### Stated goal
Of all the lines in the material, how many include the word "عليه"? Give only the number.

══ Input rows ══

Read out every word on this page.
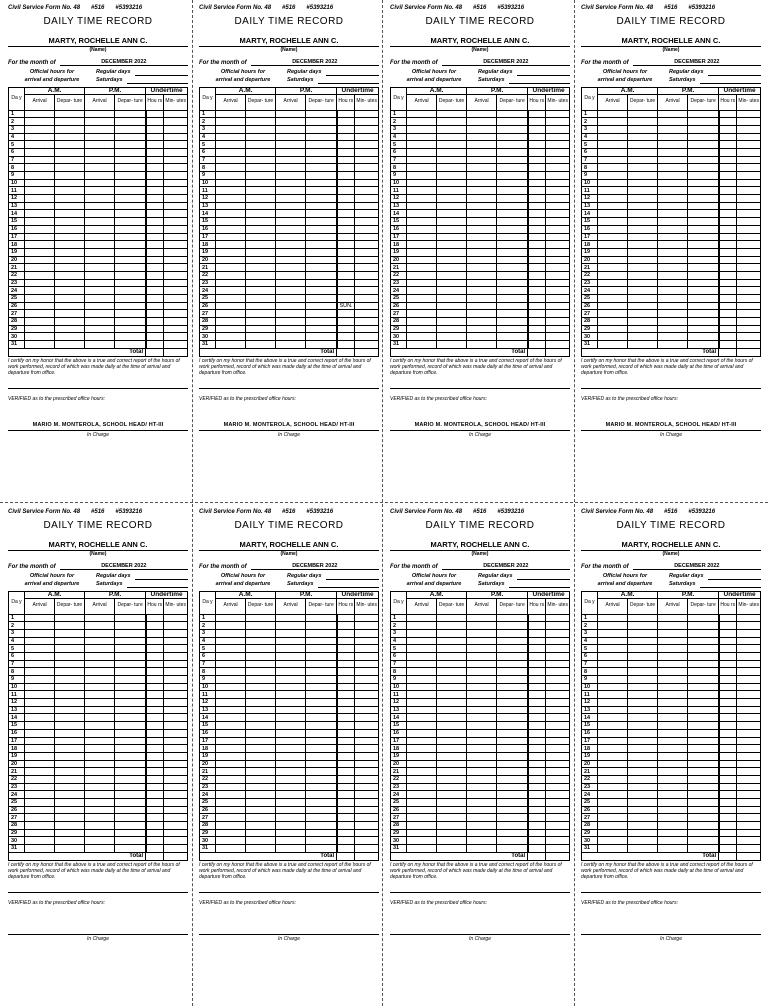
Civil Service Form No. 48 #516 #5393216
DAILY TIME RECORD
MARTY, ROCHELLE ANN C.
(Name)
For the month of	DECEMBER 2022
Official hours for
arrival and departure
Regular days
Saturdays
Da y	A.M.		P.M.		Undertime	
	Arrival	Depar- ture	Arrival	Depar- ture	Hou rs	Min- utes
1						
2						
3						
4						
5						
6						
7						
8						
9						
10						
11						
12						
13						
14						
15						
16						
17						
18						
19						
20						
21						
22						
23						
24						
25						
26						
27						
28						
29						
30						
31						
Total						
I certify on my honor that the above is a true and correct report of the hours of work performed, record of which was made daily at the time of arrival and departure from office.
VERIFIED as to the prescribed office hours:
MARIO M. MONTEROLA, SCHOOL HEAD/ HT-III
In Charge
Civil Service Form No. 48 #516 #5393216
DAILY TIME RECORD
MARTY, ROCHELLE ANN C.
(Name)
For the month of	DECEMBER 2022
Official hours for
arrival and departure
Regular days
Saturdays
Da y	A.M.		P.M.		Undertime	
	Arrival	Depar- ture	Arrival	Depar- ture	Hou rs	Min- utes
1						
2						
3						
4						
5						
6						
7						
8						
9						
10						
11						
12						
13						
14						
15						
16						
17						
18						
19						
20						
21						
22						
23						
24						
25						
26					SUN.	
27						
28						
29						
30						
31						
Total						
I certify on my honor that the above is a true and correct report of the hours of work performed, record of which was made daily at the time of arrival and departure from office.
VERIFIED as to the prescribed office hours:
MARIO M. MONTEROLA, SCHOOL HEAD/ HT-III
In Charge
Civil Service Form No. 48 #516 #5393216
DAILY TIME RECORD
MARTY, ROCHELLE ANN C.
(Name)
For the month of	DECEMBER 2022
Official hours for
arrival and departure
Regular days
Saturdays
Da y	A.M.		P.M.		Undertime	
	Arrival	Depar- ture	Arrival	Depar- ture	Hou rs	Min- utes
1						
2						
3						
4						
5						
6						
7						
8						
9						
10						
11						
12						
13						
14						
15						
16						
17						
18						
19						
20						
21						
22						
23						
24						
25						
26						
27						
28						
29						
30						
31						
Total						
I certify on my honor that the above is a true and correct report of the hours of work performed, record of which was made daily at the time of arrival and departure from office.
VERIFIED as to the prescribed office hours:
MARIO M. MONTEROLA, SCHOOL HEAD/ HT-III
In Charge
Civil Service Form No. 48 #516 #5393216
DAILY TIME RECORD
MARTY, ROCHELLE ANN C.
(Name)
For the month of	DECEMBER 2022
Official hours for
arrival and departure
Regular days
Saturdays
Da y	A.M.		P.M.		Undertime	
	Arrival	Depar- ture	Arrival	Depar- ture	Hou rs	Min- utes
1						
2						
3						
4						
5						
6						
7						
8						
9						
10						
11						
12						
13						
14						
15						
16						
17						
18						
19						
20						
21						
22						
23						
24						
25						
26						
27						
28						
29						
30						
31						
Total						
I certify on my honor that the above is a true and correct report of the hours of work performed, record of which was made daily at the time of arrival and departure from office.
VERIFIED as to the prescribed office hours:
MARIO M. MONTEROLA, SCHOOL HEAD/ HT-III
In Charge
Civil Service Form No. 48 #516 #5393216
DAILY TIME RECORD
MARTY, ROCHELLE ANN C.
(Name)
For the month of	DECEMBER 2022
Official hours for
arrival and departure
Regular days
Saturdays
Da y	A.M.		P.M.		Undertime	
	Arrival	Depar- ture	Arrival	Depar- ture	Hou rs	Min- utes
1						
2						
3						
4						
5						
6						
7						
8						
9						
10						
11						
12						
13						
14						
15						
16						
17						
18						
19						
20						
21						
22						
23						
24						
25						
26						
27						
28						
29						
30						
31						
Total						
I certify on my honor that the above is a true and correct report of the hours of work performed, record of which was made daily at the time of arrival and departure from office.
VERIFIED as to the prescribed office hours:
In Charge
Civil Service Form No. 48 #516 #5393216
DAILY TIME RECORD
MARTY, ROCHELLE ANN C.
(Name)
For the month of	DECEMBER 2022
Official hours for
arrival and departure
Regular days
Saturdays
Da y	A.M.		P.M.		Undertime	
	Arrival	Depar- ture	Arrival	Depar- ture	Hou rs	Min- utes
1						
2						
3						
4						
5						
6						
7						
8						
9						
10						
11						
12						
13						
14						
15						
16						
17						
18						
19						
20						
21						
22						
23						
24						
25						
26						
27						
28						
29						
30						
31						
Total						
I certify on my honor that the above is a true and correct report of the hours of work performed, record of which was made daily at the time of arrival and departure from office.
VERIFIED as to the prescribed office hours:
In Charge
Civil Service Form No. 48 #516 #5393216
DAILY TIME RECORD
MARTY, ROCHELLE ANN C.
(Name)
For the month of	DECEMBER 2022
Official hours for
arrival and departure
Regular days
Saturdays
Da y	A.M.		P.M.		Undertime	
	Arrival	Depar- ture	Arrival	Depar- ture	Hou rs	Min- utes
1						
2						
3						
4						
5						
6						
7						
8						
9						
10						
11						
12						
13						
14						
15						
16						
17						
18						
19						
20						
21						
22						
23						
24						
25						
26						
27						
28						
29						
30						
31						
Total						
I certify on my honor that the above is a true and correct report of the hours of work performed, record of which was made daily at the time of arrival and departure from office.
VERIFIED as to the prescribed office hours:
In Charge
Civil Service Form No. 48 #516 #5393216
DAILY TIME RECORD
MARTY, ROCHELLE ANN C.
(Name)
For the month of	DECEMBER 2022
Official hours for
arrival and departure
Regular days
Saturdays
Da y	A.M.		P.M.		Undertime	
	Arrival	Depar- ture	Arrival	Depar- ture	Hou rs	Min- utes
1						
2						
3						
4						
5						
6						
7						
8						
9						
10						
11						
12						
13						
14						
15						
16						
17						
18						
19						
20						
21						
22						
23						
24						
25						
26						
27						
28						
29						
30						
31						
Total						
I certify on my honor that the above is a true and correct report of the hours of work performed, record of which was made daily at the time of arrival and departure from office.
VERIFIED as to the prescribed office hours:
In Charge
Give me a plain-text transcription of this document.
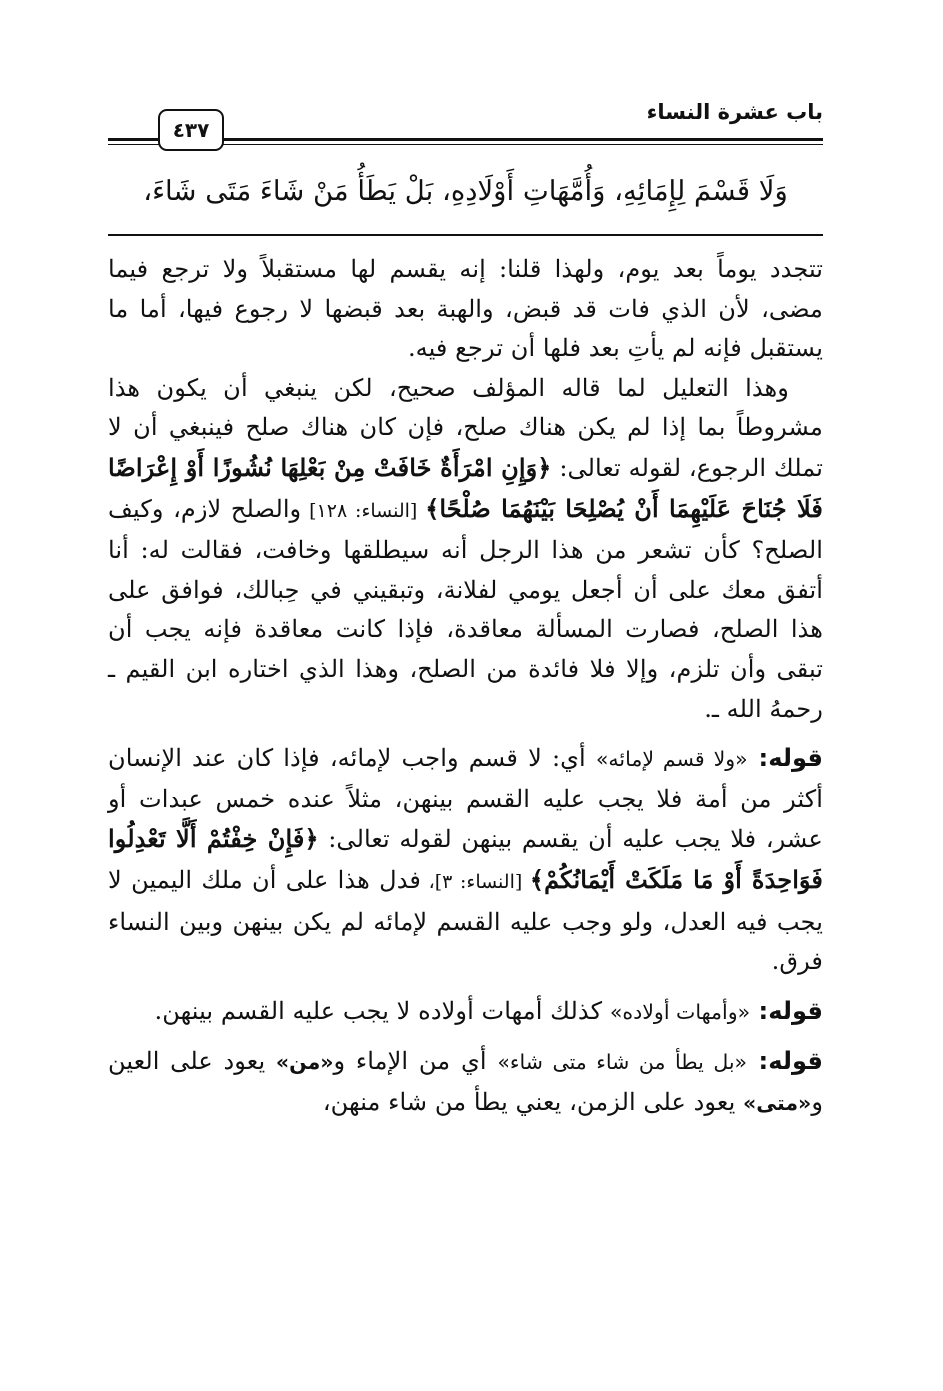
باب عشرة النساء
٤٣٧
وَلَا قَسْمَ لِإِمَائِهِ، وَأُمَّهَاتِ أَوْلَادِهِ، بَلْ يَطَأُ مَنْ شَاءَ مَتَى شَاءَ،

تتجدد يوماً بعد يوم، ولهذا قلنا: إنه يقسم لها مستقبلاً ولا ترجع فيما مضى، لأن الذي فات قد قبض، والهبة بعد قبضها لا رجوع فيها، أما ما يستقبل فإنه لم يأتِ بعد فلها أن ترجع فيه.

وهذا التعليل لما قاله المؤلف صحيح، لكن ينبغي أن يكون هذا مشروطاً بما إذا لم يكن هناك صلح، فإن كان هناك صلح فينبغي أن لا تملك الرجوع، لقوله تعالى: ﴿وَإِنِ امْرَأَةٌ خَافَتْ مِنْ بَعْلِهَا نُشُوزًا أَوْ إِعْرَاضًا فَلَا جُنَاحَ عَلَيْهِمَا أَنْ يُصْلِحَا بَيْنَهُمَا صُلْحًا﴾ [النساء: ١٢٨] والصلح لازم، وكيف الصلح؟ كأن تشعر من هذا الرجل أنه سيطلقها وخافت، فقالت له: أنا أتفق معك على أن أجعل يومي لفلانة، وتبقيني في حِبالك، فوافق على هذا الصلح، فصارت المسألة معاقدة، فإذا كانت معاقدة فإنه يجب أن تبقى وأن تلزم، وإلا فلا فائدة من الصلح، وهذا الذي اختاره ابن القيم ـ رحمهُ الله ـ.

قوله: «ولا قسم لإمائه» أي: لا قسم واجب لإمائه، فإذا كان عند الإنسان أكثر من أمة فلا يجب عليه القسم بينهن، مثلاً عنده خمس عبدات أو عشر، فلا يجب عليه أن يقسم بينهن لقوله تعالى: ﴿فَإِنْ خِفْتُمْ أَلَّا تَعْدِلُوا فَوَاحِدَةً أَوْ مَا مَلَكَتْ أَيْمَانُكُمْ﴾ [النساء: ٣]، فدل هذا على أن ملك اليمين لا يجب فيه العدل، ولو وجب عليه القسم لإمائه لم يكن بينهن وبين النساء فرق.

قوله: «وأمهات أولاده» كذلك أمهات أولاده لا يجب عليه القسم بينهن.

قوله: «بل يطأ من شاء متى شاء» أي من الإماء و«من» يعود على العين و«متى» يعود على الزمن، يعني يطأ من شاء منهن،
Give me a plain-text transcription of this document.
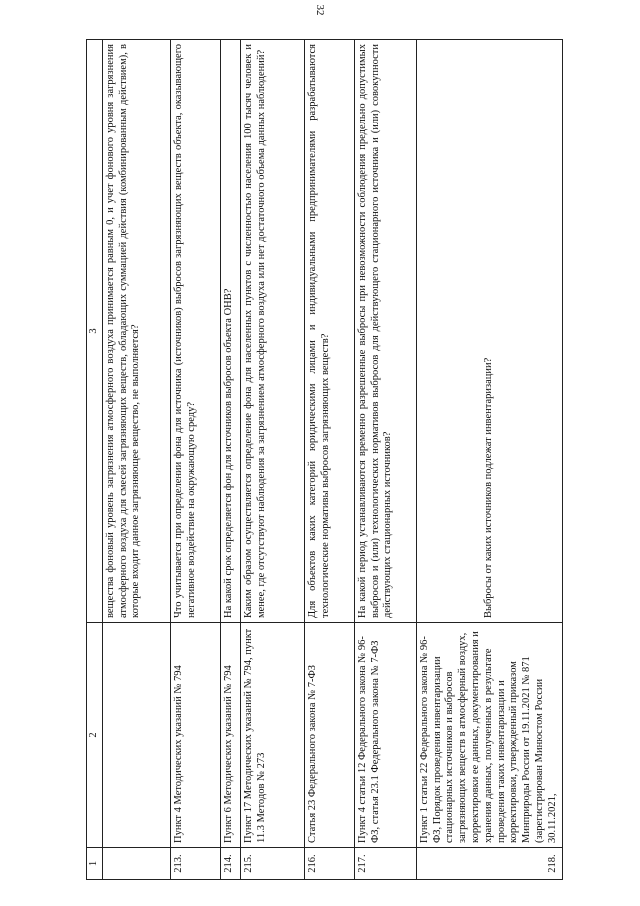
32
1	2	3
		вещества фоновый уровень загрязнения атмосферного воздуха принимается равным 0, и учет фонового уровня загрязнения атмосферного воздуха для смесей загрязняющих веществ, обладающих суммацией действия (комбинированным действием), в которые входит данное загрязняющее вещество, не выполняется?
213.	Пункт 4 Методических указаний № 794	Что учитывается при определении фона для источника (источников) выбросов загрязняющих веществ объекта, оказывающего негативное воздействие на окружающую среду?
214.	Пункт 6 Методических указаний № 794	На какой срок определяется фон для источников выбросов объекта ОНВ?
215.	Пункт 17 Методических указаний № 794, пункт 11.3 Методов № 273	Каким образом осуществляется определение фона для населенных пунктов с численностью населения 100 тысяч человек и менее, где отсутствуют наблюдения за загрязнением атмосферного воздуха или нет достаточного объема данных наблюдений?
216.	Статья 23 Федерального закона № 7-ФЗ	Для объектов каких категорий юридическими лицами и индивидуальными предпринимателями разрабатываются технологические нормативы выбросов загрязняющих веществ?
217.	Пункт 4 статьи 12 Федерального закона № 96-ФЗ, статья 23.1 Федерального закона № 7-ФЗ	На какой период устанавливаются временно разрешенные выбросы при невозможности соблюдения предельно допустимых выбросов и (или) технологических нормативов выбросов для действующего стационарного источника и (или) совокупности действующих стационарных источников?
218.	Пункт 1 статьи 22 Федерального закона № 96-ФЗ, Порядок проведения инвентаризации стационарных источников и выбросов загрязняющих веществ в атмосферный воздух, корректировки ее данных, документирования и хранения данных, полученных в результате проведения таких инвентаризации и корректировки, утвержденный приказом Минприроды России от 19.11.2021 № 871 (зарегистрирован Минюстом России 30.11.2021,	Выбросы от каких источников подлежат инвентаризации?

═══

### Response below
2